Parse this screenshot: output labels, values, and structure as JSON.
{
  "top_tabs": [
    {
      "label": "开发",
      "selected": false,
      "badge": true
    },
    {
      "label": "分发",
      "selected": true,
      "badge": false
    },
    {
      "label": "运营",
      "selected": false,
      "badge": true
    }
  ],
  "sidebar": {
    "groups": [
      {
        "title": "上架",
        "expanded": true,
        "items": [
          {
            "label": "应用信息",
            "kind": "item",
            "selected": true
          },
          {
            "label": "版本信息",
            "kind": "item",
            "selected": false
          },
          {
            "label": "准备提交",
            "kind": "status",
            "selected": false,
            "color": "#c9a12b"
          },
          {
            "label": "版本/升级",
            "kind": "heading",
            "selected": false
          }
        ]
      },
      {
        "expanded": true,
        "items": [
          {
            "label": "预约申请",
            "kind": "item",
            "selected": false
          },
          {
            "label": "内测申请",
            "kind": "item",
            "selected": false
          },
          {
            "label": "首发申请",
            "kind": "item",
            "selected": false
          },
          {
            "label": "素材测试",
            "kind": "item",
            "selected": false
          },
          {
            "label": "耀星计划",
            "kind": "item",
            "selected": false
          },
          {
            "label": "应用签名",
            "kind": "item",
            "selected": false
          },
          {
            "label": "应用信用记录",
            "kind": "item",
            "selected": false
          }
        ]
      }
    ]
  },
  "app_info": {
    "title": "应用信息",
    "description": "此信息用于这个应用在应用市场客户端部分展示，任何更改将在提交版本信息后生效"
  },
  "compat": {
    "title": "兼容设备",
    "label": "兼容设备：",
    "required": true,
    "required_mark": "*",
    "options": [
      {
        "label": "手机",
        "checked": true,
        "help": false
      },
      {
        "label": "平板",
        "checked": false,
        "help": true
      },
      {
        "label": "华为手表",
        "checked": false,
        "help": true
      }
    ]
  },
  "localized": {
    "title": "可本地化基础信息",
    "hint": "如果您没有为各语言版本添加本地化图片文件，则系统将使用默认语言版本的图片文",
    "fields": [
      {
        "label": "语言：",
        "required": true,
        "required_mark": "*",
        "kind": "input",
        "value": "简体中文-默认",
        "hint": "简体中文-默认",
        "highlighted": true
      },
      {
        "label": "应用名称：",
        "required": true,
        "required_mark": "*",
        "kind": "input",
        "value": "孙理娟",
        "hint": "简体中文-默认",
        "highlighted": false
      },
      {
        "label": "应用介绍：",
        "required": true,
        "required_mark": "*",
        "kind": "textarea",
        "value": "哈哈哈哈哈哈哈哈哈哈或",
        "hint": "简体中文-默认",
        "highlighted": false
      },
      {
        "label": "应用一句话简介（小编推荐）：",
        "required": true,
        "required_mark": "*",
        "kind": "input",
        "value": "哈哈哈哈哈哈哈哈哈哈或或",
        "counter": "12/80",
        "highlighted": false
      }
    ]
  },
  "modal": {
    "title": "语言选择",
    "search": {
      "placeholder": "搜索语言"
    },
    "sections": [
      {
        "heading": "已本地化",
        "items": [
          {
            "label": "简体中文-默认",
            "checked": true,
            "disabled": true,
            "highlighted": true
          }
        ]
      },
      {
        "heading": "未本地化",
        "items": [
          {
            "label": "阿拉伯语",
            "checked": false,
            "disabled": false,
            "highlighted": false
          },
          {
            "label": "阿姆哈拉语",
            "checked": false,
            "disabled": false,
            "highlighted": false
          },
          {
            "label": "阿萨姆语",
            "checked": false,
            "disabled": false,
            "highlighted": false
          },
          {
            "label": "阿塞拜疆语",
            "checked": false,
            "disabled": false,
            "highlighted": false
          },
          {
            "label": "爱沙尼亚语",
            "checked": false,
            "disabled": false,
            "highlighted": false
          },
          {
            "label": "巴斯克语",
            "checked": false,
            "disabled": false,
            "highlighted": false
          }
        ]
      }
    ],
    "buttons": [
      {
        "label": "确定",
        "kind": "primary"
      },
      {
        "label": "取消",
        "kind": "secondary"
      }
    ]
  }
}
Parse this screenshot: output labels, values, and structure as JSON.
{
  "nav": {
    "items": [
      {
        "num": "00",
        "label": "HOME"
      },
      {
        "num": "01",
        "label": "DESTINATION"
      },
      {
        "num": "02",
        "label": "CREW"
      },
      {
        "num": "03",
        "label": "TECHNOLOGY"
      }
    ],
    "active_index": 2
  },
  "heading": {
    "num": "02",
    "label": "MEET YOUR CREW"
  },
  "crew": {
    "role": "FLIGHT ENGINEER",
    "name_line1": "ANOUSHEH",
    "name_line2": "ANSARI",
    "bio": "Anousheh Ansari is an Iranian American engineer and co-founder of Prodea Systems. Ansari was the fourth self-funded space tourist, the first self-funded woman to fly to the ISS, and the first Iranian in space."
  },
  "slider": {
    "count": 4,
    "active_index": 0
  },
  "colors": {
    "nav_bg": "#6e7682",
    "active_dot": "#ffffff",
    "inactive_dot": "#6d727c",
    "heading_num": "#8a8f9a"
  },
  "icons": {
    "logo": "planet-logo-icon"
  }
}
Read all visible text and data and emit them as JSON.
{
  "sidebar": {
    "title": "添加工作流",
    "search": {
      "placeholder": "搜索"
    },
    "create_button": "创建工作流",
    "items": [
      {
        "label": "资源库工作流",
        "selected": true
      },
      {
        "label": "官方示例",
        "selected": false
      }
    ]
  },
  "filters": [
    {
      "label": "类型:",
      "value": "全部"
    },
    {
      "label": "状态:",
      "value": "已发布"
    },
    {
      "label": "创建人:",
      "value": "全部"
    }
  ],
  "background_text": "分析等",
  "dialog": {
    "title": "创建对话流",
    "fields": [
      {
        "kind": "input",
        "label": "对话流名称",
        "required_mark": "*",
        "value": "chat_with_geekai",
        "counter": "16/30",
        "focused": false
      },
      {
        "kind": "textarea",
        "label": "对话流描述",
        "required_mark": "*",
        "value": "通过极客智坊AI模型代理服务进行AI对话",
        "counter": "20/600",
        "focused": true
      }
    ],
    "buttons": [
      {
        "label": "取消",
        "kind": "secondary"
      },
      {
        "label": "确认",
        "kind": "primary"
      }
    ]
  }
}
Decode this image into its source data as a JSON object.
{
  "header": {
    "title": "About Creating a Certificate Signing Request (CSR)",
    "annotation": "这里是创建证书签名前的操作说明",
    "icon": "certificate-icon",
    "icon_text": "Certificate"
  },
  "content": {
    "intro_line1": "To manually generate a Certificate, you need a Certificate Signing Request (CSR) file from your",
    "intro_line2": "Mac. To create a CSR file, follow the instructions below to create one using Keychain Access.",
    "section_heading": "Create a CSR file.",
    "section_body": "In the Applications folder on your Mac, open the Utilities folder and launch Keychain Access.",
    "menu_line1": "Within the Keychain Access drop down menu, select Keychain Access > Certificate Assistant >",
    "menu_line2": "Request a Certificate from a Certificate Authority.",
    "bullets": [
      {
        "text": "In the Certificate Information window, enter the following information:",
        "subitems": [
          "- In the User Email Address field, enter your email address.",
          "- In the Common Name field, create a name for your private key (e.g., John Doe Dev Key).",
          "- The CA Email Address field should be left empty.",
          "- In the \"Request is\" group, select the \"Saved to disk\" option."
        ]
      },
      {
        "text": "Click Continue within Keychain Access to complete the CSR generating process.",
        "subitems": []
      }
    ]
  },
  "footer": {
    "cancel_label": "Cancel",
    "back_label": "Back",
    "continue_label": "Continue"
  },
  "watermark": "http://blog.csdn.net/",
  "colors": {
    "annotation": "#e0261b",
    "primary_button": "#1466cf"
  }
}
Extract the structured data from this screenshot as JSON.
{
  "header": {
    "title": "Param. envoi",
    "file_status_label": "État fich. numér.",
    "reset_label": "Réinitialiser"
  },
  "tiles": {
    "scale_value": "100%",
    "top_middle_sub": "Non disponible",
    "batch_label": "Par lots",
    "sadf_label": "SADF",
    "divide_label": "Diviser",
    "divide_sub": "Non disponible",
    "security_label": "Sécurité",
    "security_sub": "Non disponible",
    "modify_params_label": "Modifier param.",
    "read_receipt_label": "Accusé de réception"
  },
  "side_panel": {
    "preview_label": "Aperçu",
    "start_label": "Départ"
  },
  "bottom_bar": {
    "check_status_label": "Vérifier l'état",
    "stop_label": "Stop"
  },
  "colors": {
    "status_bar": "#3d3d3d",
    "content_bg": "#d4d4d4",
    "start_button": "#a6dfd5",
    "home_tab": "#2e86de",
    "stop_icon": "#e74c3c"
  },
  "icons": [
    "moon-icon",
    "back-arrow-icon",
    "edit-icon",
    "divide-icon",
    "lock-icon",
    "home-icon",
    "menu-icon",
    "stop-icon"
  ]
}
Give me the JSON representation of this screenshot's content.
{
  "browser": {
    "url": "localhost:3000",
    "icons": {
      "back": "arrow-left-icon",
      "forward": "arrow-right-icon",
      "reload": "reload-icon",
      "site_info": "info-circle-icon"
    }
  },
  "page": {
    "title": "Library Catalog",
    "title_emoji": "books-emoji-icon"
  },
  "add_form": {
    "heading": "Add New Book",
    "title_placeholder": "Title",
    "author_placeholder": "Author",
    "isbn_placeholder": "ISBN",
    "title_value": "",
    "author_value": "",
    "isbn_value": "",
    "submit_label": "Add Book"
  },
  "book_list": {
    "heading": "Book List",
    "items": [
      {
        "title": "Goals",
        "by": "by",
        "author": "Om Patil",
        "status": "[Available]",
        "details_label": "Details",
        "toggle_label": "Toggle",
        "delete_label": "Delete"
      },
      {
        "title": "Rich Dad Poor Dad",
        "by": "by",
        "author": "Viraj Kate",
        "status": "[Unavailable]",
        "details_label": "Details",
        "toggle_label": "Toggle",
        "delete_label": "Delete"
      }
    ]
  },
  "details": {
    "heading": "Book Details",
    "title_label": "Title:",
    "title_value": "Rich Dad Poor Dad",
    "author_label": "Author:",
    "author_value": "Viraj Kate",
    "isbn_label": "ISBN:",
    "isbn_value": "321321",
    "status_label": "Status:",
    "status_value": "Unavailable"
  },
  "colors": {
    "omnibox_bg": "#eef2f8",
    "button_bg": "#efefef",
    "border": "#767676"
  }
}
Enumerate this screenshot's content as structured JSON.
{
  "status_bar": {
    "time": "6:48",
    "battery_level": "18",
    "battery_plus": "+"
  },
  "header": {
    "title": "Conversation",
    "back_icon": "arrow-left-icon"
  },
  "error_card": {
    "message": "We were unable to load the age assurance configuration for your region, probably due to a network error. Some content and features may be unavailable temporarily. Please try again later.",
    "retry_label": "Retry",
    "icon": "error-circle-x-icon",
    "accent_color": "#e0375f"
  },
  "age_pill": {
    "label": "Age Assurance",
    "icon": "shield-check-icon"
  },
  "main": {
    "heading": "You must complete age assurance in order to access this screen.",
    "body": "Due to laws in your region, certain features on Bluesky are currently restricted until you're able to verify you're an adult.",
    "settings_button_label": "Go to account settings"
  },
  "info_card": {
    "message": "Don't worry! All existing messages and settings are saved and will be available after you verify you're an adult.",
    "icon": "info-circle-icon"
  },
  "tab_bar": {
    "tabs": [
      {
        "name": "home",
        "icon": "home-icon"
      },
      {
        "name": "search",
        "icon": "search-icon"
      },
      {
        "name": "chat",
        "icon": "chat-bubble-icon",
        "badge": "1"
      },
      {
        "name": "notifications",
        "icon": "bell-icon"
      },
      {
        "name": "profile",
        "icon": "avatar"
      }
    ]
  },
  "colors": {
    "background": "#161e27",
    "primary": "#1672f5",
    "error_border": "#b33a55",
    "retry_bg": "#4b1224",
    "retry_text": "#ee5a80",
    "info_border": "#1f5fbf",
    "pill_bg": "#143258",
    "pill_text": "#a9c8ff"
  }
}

○ ○ ○

Report how many lines in this data include the string "Viraj", and nothing else.

2